[Start]

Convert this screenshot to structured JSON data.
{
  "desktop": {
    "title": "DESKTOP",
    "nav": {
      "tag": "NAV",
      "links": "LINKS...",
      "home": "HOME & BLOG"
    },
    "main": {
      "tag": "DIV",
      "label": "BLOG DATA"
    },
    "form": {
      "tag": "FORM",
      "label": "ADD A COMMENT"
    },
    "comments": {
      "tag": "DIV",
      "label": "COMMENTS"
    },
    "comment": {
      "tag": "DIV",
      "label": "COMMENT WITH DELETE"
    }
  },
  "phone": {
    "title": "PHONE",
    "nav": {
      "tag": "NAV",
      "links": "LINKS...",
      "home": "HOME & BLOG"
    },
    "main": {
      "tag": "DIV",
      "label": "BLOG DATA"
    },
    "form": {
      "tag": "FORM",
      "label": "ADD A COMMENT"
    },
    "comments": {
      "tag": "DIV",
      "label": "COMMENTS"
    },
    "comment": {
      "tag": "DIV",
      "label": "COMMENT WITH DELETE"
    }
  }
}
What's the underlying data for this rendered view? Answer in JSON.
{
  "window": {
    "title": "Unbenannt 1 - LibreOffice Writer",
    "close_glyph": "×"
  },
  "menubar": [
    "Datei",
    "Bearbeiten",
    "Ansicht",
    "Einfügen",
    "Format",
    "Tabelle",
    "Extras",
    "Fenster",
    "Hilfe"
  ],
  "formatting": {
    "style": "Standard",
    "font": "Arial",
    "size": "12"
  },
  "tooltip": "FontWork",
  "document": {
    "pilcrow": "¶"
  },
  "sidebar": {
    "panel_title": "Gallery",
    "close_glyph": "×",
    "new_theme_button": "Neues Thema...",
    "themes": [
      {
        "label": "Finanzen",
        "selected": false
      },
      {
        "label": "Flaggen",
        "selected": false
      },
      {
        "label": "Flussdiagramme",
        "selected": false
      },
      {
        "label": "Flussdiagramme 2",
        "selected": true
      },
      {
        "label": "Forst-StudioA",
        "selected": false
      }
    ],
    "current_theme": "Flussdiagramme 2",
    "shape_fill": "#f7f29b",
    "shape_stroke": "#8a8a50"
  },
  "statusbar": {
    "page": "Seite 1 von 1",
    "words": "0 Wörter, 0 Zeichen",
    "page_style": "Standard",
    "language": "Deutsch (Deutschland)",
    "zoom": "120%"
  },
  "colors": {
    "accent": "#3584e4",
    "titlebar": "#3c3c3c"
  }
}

[End]

§ **Required task**
Scan the material above for the string "Standard" and return the lines that hold it.

§ **Task solution**
    "style": "Standard",
    "page_style": "Standard",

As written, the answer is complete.